===== Data listing

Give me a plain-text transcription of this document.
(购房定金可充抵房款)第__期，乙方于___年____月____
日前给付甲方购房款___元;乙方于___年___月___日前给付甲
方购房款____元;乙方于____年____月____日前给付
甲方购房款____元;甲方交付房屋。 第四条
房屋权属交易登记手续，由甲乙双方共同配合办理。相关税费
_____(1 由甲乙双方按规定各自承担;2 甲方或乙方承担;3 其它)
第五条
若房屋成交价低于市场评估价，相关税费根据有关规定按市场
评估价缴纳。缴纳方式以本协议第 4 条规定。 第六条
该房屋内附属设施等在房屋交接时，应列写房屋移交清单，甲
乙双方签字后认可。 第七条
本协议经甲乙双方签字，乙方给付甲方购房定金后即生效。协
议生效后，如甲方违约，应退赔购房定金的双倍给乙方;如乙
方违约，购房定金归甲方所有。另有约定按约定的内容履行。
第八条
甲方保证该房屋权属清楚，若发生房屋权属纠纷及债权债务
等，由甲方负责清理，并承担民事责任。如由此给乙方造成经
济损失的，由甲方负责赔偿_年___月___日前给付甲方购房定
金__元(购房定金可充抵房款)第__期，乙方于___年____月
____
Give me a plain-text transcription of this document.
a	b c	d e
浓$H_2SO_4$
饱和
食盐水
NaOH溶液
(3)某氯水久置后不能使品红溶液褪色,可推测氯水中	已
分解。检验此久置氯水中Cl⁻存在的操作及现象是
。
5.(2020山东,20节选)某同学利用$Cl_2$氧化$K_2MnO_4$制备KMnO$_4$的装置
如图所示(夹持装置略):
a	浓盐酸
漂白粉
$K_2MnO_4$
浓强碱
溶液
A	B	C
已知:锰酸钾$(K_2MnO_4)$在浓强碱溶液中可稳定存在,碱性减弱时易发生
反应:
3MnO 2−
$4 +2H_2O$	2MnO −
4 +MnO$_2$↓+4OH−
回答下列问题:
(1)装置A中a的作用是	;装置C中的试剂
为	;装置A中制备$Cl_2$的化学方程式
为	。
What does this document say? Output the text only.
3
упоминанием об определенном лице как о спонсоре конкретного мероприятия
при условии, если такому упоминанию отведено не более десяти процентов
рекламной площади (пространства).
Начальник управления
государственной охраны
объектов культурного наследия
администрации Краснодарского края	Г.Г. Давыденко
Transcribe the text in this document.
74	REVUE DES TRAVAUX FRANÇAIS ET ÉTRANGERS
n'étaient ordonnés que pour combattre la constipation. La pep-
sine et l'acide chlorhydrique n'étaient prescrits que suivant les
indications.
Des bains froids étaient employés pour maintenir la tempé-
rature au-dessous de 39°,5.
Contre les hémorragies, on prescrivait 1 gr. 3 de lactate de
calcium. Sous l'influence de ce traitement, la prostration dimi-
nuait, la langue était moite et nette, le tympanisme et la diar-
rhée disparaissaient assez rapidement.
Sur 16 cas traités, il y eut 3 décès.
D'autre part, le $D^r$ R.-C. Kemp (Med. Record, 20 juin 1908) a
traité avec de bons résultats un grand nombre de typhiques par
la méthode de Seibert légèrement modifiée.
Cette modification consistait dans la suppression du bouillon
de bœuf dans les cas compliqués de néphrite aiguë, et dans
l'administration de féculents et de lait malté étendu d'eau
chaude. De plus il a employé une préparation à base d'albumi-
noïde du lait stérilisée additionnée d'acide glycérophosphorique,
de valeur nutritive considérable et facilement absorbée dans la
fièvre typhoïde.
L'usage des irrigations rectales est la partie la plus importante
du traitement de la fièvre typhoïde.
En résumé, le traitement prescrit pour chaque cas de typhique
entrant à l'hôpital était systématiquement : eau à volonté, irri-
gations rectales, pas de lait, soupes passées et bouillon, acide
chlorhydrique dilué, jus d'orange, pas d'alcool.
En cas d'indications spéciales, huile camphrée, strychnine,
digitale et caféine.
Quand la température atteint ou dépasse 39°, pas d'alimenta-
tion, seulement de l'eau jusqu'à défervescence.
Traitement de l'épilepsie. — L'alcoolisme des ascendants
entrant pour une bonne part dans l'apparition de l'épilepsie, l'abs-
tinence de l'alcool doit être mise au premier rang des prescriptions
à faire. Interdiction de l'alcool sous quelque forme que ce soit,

==========

• [Work to complete]: Look through the material above. Copy each line where the word "plus" appears.

• [Worked solution]:
chaude. De plus il a employé une préparation à base d'albumi-
L'usage des irrigations rectales est la partie la plus importante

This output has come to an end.